DATASET CONTENT:
☆ ☆ ☆

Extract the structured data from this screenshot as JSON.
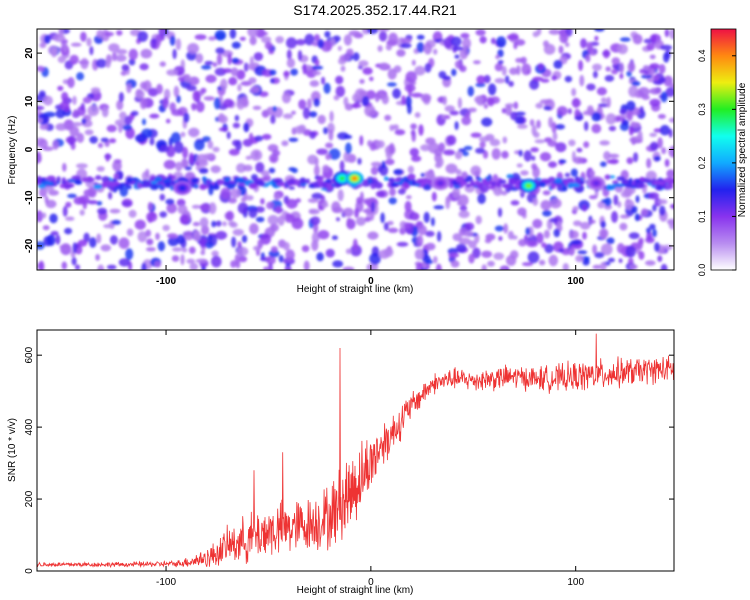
{
  "title": "S174.2025.352.17.44.R21",
  "colors": {
    "line": "#ee3333",
    "background": "#ffffff",
    "axis": "#000000"
  },
  "chart_data": [
    {
      "type": "heatmap",
      "xlabel": "Height of straight line (km)",
      "ylabel": "Frequency (Hz)",
      "xlim": [
        -163,
        148
      ],
      "ylim": [
        -25,
        25
      ],
      "x_ticks": [
        -100,
        0,
        100
      ],
      "y_ticks": [
        -20,
        -10,
        0,
        10,
        20
      ],
      "colorbar": {
        "label": "Normalized spectral amplitude",
        "range": [
          0.0,
          0.45
        ],
        "ticks": [
          0.0,
          0.1,
          0.2,
          0.3,
          0.4
        ],
        "colors": [
          "#ffffff",
          "#b88cf0",
          "#8833ee",
          "#2222ee",
          "#11aaff",
          "#11ffee",
          "#22ee22",
          "#eeee11",
          "#ff8811",
          "#ee1144"
        ]
      },
      "signal_band_hz": -7,
      "hotspots": [
        {
          "x": -14,
          "y": -6,
          "value": 0.3
        },
        {
          "x": -8,
          "y": -6,
          "value": 0.4
        },
        {
          "x": 77,
          "y": -7.5,
          "value": 0.32
        },
        {
          "x": -92,
          "y": -8,
          "value": 0.15
        },
        {
          "x": 34,
          "y": -7,
          "value": 0.12
        },
        {
          "x": 110,
          "y": -7,
          "value": 0.12
        }
      ]
    },
    {
      "type": "line",
      "xlabel": "Height of straight line (km)",
      "ylabel": "SNR (10 * v/v)",
      "xlim": [
        -163,
        148
      ],
      "ylim": [
        0,
        670
      ],
      "x_ticks": [
        -100,
        0,
        100
      ],
      "y_ticks": [
        0,
        200,
        400,
        600
      ],
      "series": [
        {
          "name": "SNR",
          "x": [
            -163,
            -120,
            -95,
            -85,
            -78,
            -70,
            -60,
            -50,
            -40,
            -30,
            -20,
            -10,
            0,
            5,
            10,
            15,
            20,
            25,
            30,
            40,
            50,
            60,
            70,
            80,
            90,
            100,
            110,
            120,
            130,
            140,
            148
          ],
          "mean": [
            18,
            18,
            20,
            30,
            40,
            70,
            90,
            110,
            120,
            130,
            150,
            220,
            300,
            350,
            380,
            420,
            460,
            490,
            520,
            535,
            530,
            535,
            540,
            535,
            535,
            540,
            545,
            550,
            555,
            560,
            560
          ],
          "spread": [
            8,
            8,
            10,
            25,
            40,
            60,
            80,
            90,
            90,
            90,
            110,
            140,
            100,
            80,
            70,
            60,
            45,
            40,
            35,
            35,
            35,
            40,
            40,
            40,
            45,
            50,
            50,
            50,
            45,
            45,
            45
          ]
        }
      ],
      "peaks": [
        {
          "x": -15,
          "y": 620
        },
        {
          "x": 110,
          "y": 660
        },
        {
          "x": -43,
          "y": 330
        },
        {
          "x": -57,
          "y": 280
        }
      ]
    }
  ]
}
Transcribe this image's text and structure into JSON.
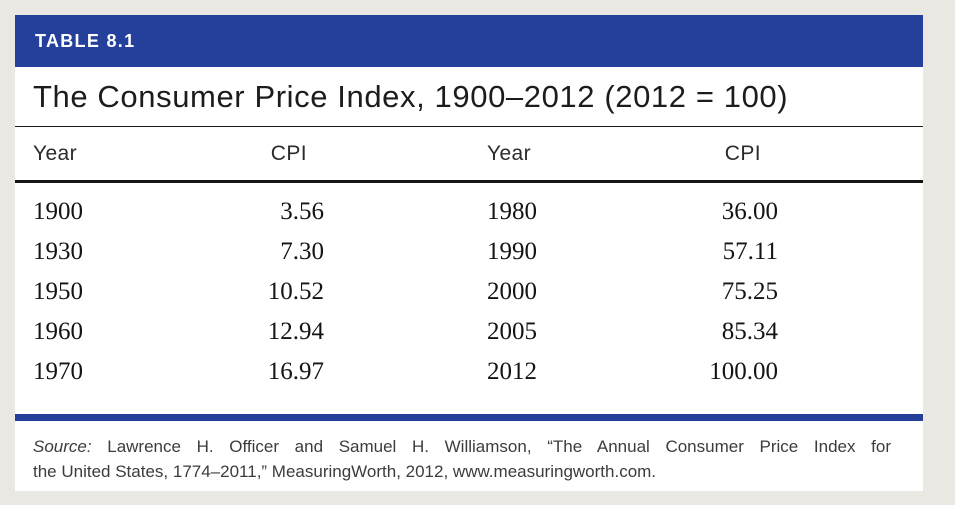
{
  "table": {
    "label": "TABLE 8.1",
    "title": "The Consumer Price Index, 1900–2012 (2012 = 100)",
    "columns": [
      "Year",
      "CPI",
      "Year",
      "CPI"
    ],
    "rows": [
      [
        "1900",
        "3.56",
        "1980",
        "36.00"
      ],
      [
        "1930",
        "7.30",
        "1990",
        "57.11"
      ],
      [
        "1950",
        "10.52",
        "2000",
        "75.25"
      ],
      [
        "1960",
        "12.94",
        "2005",
        "85.34"
      ],
      [
        "1970",
        "16.97",
        "2012",
        "100.00"
      ]
    ]
  },
  "source": {
    "label": "Source:",
    "line1_rest": " Lawrence H. Officer and Samuel H. Williamson, “The Annual Consumer Price Index for",
    "line2": "the United States, 1774–2011,” MeasuringWorth, 2012, www.measuringworth.com."
  },
  "colors": {
    "header_blue": "#24409a",
    "rule_black": "#1a1a1a",
    "background": "#e9e8e3",
    "card": "#ffffff"
  }
}
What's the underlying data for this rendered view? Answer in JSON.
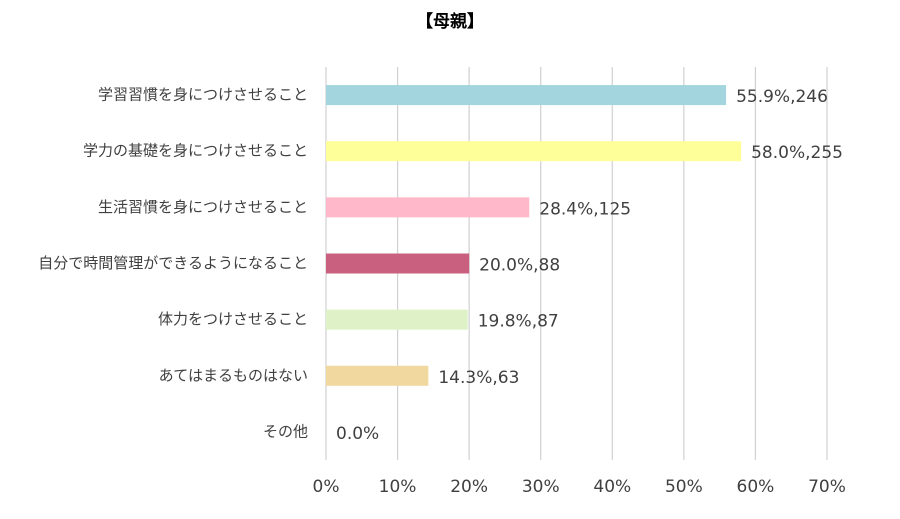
{
  "chart_data": {
    "type": "barh",
    "title": "【母親】",
    "categories": [
      "学習習慣を身につけさせること",
      "学力の基礎を身につけさせること",
      "生活習慣を身につけさせること",
      "自分で時間管理ができるようになること",
      "体力をつけさせること",
      "あてはまるものはない",
      "その他"
    ],
    "values": [
      55.9,
      58.0,
      28.4,
      20.0,
      19.8,
      14.3,
      0.0
    ],
    "value_labels": [
      "55.9%,246",
      "58.0%,255",
      "28.4%,125",
      "20.0%,88",
      "19.8%,87",
      "14.3%,63",
      "0.0%"
    ],
    "colors": [
      "#a3d5de",
      "#ffff99",
      "#ffb8c9",
      "#c9607f",
      "#dff1c6",
      "#f1d89f",
      "#bbbbbb"
    ],
    "xlim": [
      0,
      70
    ],
    "xticks": [
      {
        "value": 0,
        "label": "0%"
      },
      {
        "value": 10,
        "label": "10%"
      },
      {
        "value": 20,
        "label": "20%"
      },
      {
        "value": 30,
        "label": "30%"
      },
      {
        "value": 40,
        "label": "40%"
      },
      {
        "value": 50,
        "label": "50%"
      },
      {
        "value": 60,
        "label": "60%"
      },
      {
        "value": 70,
        "label": "70%"
      }
    ],
    "grid": true
  }
}
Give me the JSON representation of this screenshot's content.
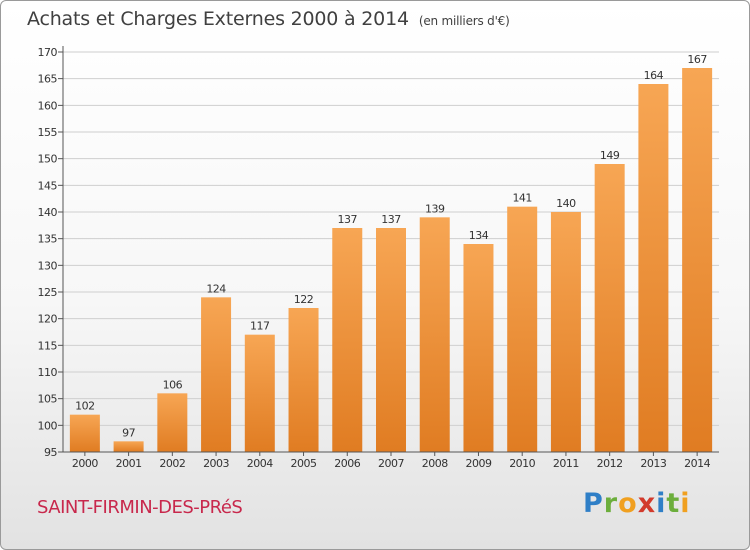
{
  "title": "Achats et Charges Externes 2000 à 2014",
  "subtitle": "(en milliers d'€)",
  "commune": "SAINT-FIRMIN-DES-PRéS",
  "brand": {
    "letters": [
      {
        "char": "P",
        "color": "#2f7fc7"
      },
      {
        "char": "r",
        "color": "#6cae3c"
      },
      {
        "char": "o",
        "color": "#f0a020"
      },
      {
        "char": "x",
        "color": "#d23a2c"
      },
      {
        "char": "i",
        "color": "#2f7fc7"
      },
      {
        "char": "t",
        "color": "#6cae3c"
      },
      {
        "char": "i",
        "color": "#f0a020"
      }
    ]
  },
  "chart_data": {
    "type": "bar",
    "categories": [
      "2000",
      "2001",
      "2002",
      "2003",
      "2004",
      "2005",
      "2006",
      "2007",
      "2008",
      "2009",
      "2010",
      "2011",
      "2012",
      "2013",
      "2014"
    ],
    "values": [
      102,
      97,
      106,
      124,
      117,
      122,
      137,
      137,
      139,
      134,
      141,
      140,
      149,
      164,
      167
    ],
    "ylim": [
      95,
      170
    ],
    "yticks": [
      95,
      100,
      105,
      110,
      115,
      120,
      125,
      130,
      135,
      140,
      145,
      150,
      155,
      160,
      165,
      170
    ],
    "grid": true,
    "bar_color_light": "#f7a654",
    "bar_color_dark": "#e07c22"
  }
}
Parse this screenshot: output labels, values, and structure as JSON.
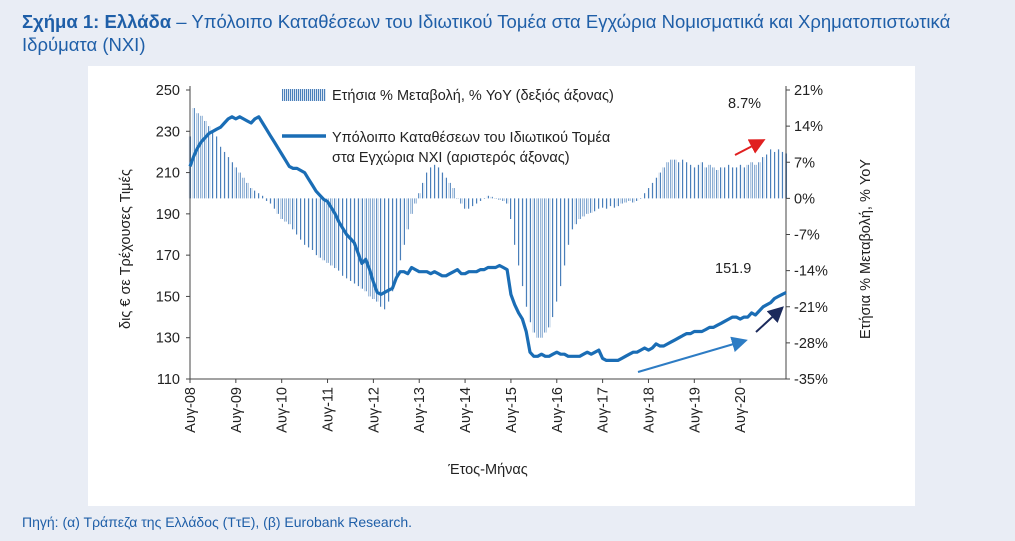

☆ ☆ ☆

AIM:
Scan the listing above for the word "this" and copy every line that holds it.

EXPECTED ANSWER:
Extract the structured data from this screenshot as JSON.
Transcribe this image's text and structure into JSON.
What's the underlying data for this rendered view? Answer in JSON.
Give me the JSON representation of this screenshot's content.
Parse this screenshot: output labels, values, and structure as JSON.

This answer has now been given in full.